• _Task directions_
Give back a single number, the count of lines containing the word "title".

• _Given records_
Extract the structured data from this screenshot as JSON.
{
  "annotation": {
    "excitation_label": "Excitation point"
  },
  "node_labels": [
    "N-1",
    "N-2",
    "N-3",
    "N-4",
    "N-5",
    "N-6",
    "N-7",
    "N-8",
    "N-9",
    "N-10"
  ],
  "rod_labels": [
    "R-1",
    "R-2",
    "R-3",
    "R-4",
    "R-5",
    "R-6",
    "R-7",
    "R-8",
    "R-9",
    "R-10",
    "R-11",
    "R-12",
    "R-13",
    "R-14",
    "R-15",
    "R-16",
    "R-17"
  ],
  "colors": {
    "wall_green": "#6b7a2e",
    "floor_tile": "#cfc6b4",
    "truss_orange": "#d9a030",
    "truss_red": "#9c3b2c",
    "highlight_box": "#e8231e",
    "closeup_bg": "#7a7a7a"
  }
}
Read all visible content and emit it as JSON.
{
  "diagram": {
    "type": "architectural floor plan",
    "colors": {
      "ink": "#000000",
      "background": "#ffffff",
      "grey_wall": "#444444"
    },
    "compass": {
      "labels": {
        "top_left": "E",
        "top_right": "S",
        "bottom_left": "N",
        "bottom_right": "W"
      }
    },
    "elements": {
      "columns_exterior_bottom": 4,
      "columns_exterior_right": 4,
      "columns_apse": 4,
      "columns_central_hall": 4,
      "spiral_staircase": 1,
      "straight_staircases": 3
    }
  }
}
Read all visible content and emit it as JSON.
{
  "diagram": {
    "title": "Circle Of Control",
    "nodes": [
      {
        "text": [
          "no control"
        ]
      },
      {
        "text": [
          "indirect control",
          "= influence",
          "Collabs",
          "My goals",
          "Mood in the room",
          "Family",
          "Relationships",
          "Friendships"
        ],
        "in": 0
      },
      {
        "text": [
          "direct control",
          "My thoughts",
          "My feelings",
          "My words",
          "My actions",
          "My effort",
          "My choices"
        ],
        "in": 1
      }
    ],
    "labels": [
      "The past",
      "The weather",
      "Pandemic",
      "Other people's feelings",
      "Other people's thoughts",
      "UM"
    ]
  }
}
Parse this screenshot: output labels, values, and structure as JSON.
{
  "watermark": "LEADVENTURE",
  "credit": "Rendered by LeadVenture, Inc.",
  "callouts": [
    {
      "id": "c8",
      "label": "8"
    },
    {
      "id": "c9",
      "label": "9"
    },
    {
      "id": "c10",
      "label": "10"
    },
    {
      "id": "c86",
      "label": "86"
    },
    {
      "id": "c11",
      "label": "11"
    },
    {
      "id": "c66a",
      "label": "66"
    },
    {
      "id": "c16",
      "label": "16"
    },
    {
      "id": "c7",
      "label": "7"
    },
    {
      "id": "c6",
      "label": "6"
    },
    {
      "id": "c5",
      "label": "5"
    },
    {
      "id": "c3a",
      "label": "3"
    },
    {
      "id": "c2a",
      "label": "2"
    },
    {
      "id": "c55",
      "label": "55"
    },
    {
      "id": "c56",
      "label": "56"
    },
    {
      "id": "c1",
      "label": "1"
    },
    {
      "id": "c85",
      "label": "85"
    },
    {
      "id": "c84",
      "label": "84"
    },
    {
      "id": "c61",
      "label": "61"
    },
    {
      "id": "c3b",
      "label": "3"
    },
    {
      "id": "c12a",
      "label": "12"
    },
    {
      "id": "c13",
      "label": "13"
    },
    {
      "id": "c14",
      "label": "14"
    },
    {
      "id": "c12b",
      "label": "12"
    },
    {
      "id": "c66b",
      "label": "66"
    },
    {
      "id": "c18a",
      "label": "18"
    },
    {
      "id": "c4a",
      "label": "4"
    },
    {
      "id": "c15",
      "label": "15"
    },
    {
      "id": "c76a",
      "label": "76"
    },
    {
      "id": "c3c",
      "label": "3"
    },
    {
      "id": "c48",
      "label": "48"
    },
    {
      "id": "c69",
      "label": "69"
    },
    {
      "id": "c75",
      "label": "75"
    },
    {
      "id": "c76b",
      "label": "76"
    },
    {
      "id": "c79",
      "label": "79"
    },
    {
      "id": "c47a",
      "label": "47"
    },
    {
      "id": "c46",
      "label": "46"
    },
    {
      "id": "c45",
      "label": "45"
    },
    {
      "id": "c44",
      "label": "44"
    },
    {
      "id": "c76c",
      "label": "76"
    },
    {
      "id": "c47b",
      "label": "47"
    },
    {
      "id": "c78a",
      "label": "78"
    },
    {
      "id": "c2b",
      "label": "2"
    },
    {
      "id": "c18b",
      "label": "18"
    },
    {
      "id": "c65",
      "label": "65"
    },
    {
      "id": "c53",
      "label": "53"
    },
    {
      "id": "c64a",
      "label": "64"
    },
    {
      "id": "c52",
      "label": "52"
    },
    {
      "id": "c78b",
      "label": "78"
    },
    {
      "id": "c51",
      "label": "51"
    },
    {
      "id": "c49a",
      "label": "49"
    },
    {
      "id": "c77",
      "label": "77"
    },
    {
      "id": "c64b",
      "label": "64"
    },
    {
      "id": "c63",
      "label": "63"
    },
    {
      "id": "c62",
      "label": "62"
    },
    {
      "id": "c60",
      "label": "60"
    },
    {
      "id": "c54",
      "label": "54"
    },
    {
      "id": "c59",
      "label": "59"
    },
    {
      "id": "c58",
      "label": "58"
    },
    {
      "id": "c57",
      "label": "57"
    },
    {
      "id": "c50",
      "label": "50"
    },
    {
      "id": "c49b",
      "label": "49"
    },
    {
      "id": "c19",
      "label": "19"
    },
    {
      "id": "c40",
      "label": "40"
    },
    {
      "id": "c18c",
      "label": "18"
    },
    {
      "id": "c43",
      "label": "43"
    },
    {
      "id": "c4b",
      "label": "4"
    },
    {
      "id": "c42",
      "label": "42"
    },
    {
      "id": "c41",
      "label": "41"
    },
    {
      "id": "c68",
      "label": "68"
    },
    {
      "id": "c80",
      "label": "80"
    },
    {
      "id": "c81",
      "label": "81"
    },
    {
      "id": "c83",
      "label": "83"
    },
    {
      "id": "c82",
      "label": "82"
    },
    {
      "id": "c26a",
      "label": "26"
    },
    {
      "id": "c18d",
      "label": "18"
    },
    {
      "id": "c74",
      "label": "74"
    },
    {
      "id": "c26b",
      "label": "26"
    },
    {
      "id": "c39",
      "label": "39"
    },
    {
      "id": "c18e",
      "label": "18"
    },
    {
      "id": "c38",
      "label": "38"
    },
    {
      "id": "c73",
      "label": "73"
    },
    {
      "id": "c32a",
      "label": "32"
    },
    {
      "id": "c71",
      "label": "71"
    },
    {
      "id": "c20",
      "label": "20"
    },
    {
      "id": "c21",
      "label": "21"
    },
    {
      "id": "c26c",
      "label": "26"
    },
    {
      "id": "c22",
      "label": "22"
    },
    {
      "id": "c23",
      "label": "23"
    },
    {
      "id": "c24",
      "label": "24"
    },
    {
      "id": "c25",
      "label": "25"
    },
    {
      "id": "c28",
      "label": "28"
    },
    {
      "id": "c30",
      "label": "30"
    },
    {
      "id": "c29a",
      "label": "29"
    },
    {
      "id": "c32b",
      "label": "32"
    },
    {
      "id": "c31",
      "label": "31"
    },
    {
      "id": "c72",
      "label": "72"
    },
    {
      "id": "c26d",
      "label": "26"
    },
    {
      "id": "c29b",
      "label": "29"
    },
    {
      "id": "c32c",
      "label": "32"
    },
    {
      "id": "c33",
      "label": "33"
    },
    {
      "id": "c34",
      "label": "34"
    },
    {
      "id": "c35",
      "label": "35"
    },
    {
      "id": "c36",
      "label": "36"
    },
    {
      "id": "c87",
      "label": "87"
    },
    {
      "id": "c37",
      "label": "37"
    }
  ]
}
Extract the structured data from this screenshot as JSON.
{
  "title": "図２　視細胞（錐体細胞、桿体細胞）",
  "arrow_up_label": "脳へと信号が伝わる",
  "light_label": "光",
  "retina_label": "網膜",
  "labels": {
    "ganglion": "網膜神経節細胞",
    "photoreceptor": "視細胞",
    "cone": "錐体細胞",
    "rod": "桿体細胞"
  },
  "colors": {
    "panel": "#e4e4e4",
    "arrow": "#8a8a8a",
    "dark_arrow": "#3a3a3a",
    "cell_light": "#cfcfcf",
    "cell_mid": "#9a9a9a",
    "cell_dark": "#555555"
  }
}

• _The response_
2